Pictures stay out of the copy; output exactly the lines from the one containing "Output a JSON" through the end of the material.

————————

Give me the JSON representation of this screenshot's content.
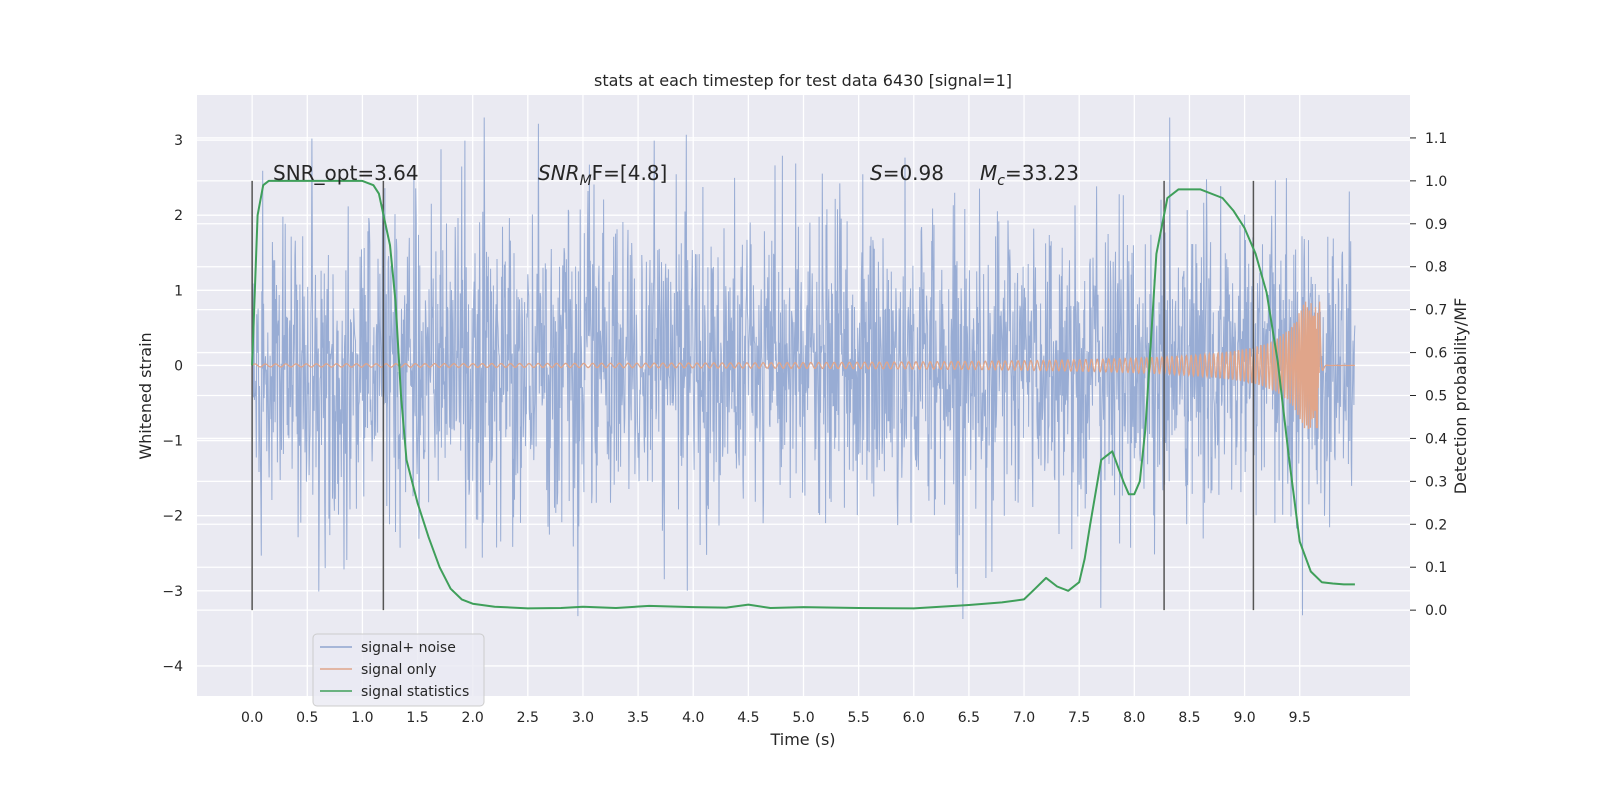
{
  "chart_data": {
    "type": "line",
    "title": "stats at each timestep for test data 6430 [signal=1]",
    "xlabel": "Time (s)",
    "ylabel": "Whitened strain",
    "ylabel_right": "Detection probability/MF",
    "xlim": [
      -0.5,
      10.5
    ],
    "ylim": [
      -4.4,
      3.6
    ],
    "ylim_right": [
      -0.2,
      1.2
    ],
    "x_ticks": [
      "0.0",
      "0.5",
      "1.0",
      "1.5",
      "2.0",
      "2.5",
      "3.0",
      "3.5",
      "4.0",
      "4.5",
      "5.0",
      "5.5",
      "6.0",
      "6.5",
      "7.0",
      "7.5",
      "8.0",
      "8.5",
      "9.0",
      "9.5"
    ],
    "y_ticks": [
      "3",
      "2",
      "1",
      "0",
      "−1",
      "−2",
      "−3",
      "−4"
    ],
    "y_ticks_right": [
      "1.1",
      "1.0",
      "0.9",
      "0.8",
      "0.7",
      "0.6",
      "0.5",
      "0.4",
      "0.3",
      "0.2",
      "0.1",
      "0.0"
    ],
    "grid": true,
    "legend_position": "lower-left",
    "annotations": {
      "snr_opt": "SNR_opt=3.64",
      "snr_mf_label": "SNR",
      "snr_mf_sub": "M",
      "snr_mf_rest": "F=[4.8]",
      "s_label": "S",
      "s_value": "=0.98",
      "mc_label": "M",
      "mc_sub": "c",
      "mc_value": "=33.23"
    },
    "vertical_markers_x": [
      0.0,
      1.19,
      8.27,
      9.08
    ],
    "series": [
      {
        "name": "signal+ noise",
        "color": "#8fa5d0",
        "description_stats": {
          "x_start": 0.0,
          "x_end": 10.0,
          "approx_envelope_low": -2.0,
          "approx_envelope_high": 2.0,
          "seed": 6430
        }
      },
      {
        "name": "signal only",
        "color": "#e0a58a",
        "chirp": {
          "t_merge": 9.68,
          "peak_amplitude": 0.85,
          "base_amplitude": 0.02
        }
      },
      {
        "name": "signal statistics",
        "color": "#3f9f5a",
        "axis": "right",
        "x": [
          0.0,
          0.05,
          0.1,
          0.15,
          0.2,
          0.3,
          0.5,
          0.8,
          1.0,
          1.1,
          1.15,
          1.25,
          1.3,
          1.35,
          1.4,
          1.45,
          1.5,
          1.6,
          1.7,
          1.8,
          1.9,
          2.0,
          2.2,
          2.5,
          2.8,
          3.0,
          3.3,
          3.6,
          4.0,
          4.3,
          4.5,
          4.7,
          5.0,
          5.5,
          6.0,
          6.5,
          6.8,
          7.0,
          7.1,
          7.2,
          7.3,
          7.4,
          7.5,
          7.55,
          7.6,
          7.7,
          7.8,
          7.9,
          7.95,
          8.0,
          8.05,
          8.1,
          8.2,
          8.3,
          8.4,
          8.6,
          8.8,
          8.9,
          9.0,
          9.1,
          9.2,
          9.3,
          9.4,
          9.5,
          9.6,
          9.7,
          9.8,
          9.9,
          10.0
        ],
        "y": [
          0.57,
          0.92,
          0.99,
          1.0,
          1.0,
          1.0,
          1.0,
          1.0,
          1.0,
          0.99,
          0.97,
          0.85,
          0.72,
          0.5,
          0.35,
          0.3,
          0.25,
          0.17,
          0.1,
          0.05,
          0.025,
          0.015,
          0.008,
          0.004,
          0.005,
          0.008,
          0.005,
          0.01,
          0.007,
          0.006,
          0.013,
          0.005,
          0.007,
          0.005,
          0.004,
          0.012,
          0.018,
          0.025,
          0.05,
          0.075,
          0.055,
          0.045,
          0.065,
          0.12,
          0.2,
          0.35,
          0.37,
          0.3,
          0.27,
          0.27,
          0.3,
          0.42,
          0.83,
          0.96,
          0.98,
          0.98,
          0.96,
          0.93,
          0.89,
          0.83,
          0.74,
          0.58,
          0.36,
          0.16,
          0.09,
          0.065,
          0.062,
          0.06,
          0.06
        ]
      }
    ]
  }
}
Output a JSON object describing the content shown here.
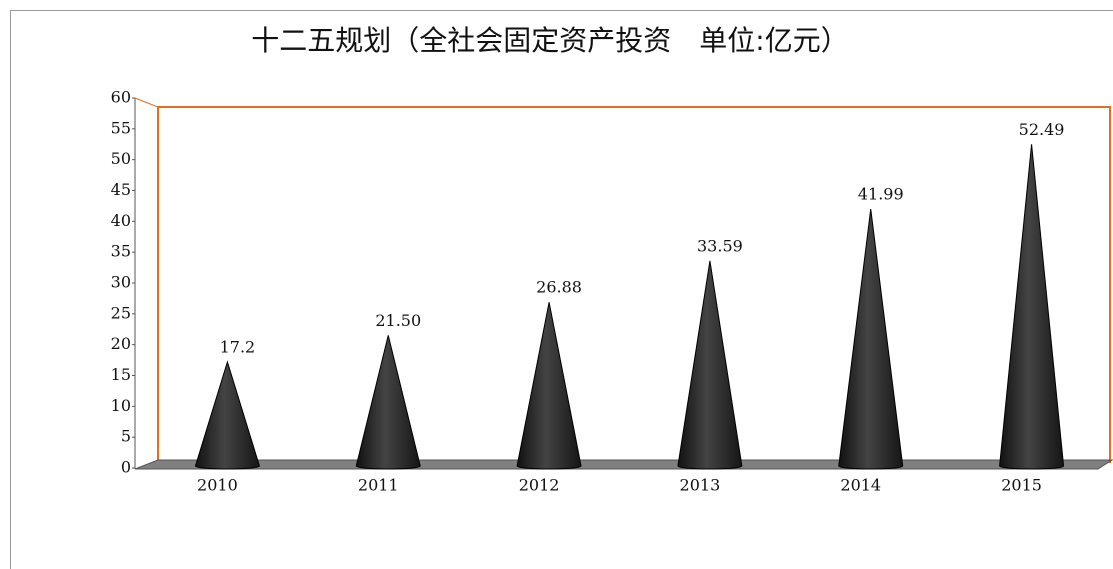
{
  "chart_data": {
    "type": "cone",
    "title": "十二五规划（全社会固定资产投资　单位:亿元）",
    "categories": [
      "2010",
      "2011",
      "2012",
      "2013",
      "2014",
      "2015"
    ],
    "values": [
      17.2,
      21.5,
      26.88,
      33.59,
      41.99,
      52.49
    ],
    "value_labels": [
      "17.2",
      "21.50",
      "26.88",
      "33.59",
      "41.99",
      "52.49"
    ],
    "color": "#2a2a2a",
    "ylim": [
      0,
      60
    ],
    "yticks": [
      0,
      5,
      10,
      15,
      20,
      25,
      30,
      35,
      40,
      45,
      50,
      55,
      60
    ]
  }
}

————————

Answer for this exercise:
Output a JSON object describing the content shown here.
{
  "chart_data": {
    "type": "cone",
    "title": "十二五规划（全社会固定资产投资　单位:亿元）",
    "categories": [
      "2010",
      "2011",
      "2012",
      "2013",
      "2014",
      "2015"
    ],
    "values": [
      17.2,
      21.5,
      26.88,
      33.59,
      41.99,
      52.49
    ],
    "value_labels": [
      "17.2",
      "21.50",
      "26.88",
      "33.59",
      "41.99",
      "52.49"
    ],
    "color": "#2a2a2a",
    "ylim": [
      0,
      60
    ],
    "yticks": [
      0,
      5,
      10,
      15,
      20,
      25,
      30,
      35,
      40,
      45,
      50,
      55,
      60
    ]
  }
}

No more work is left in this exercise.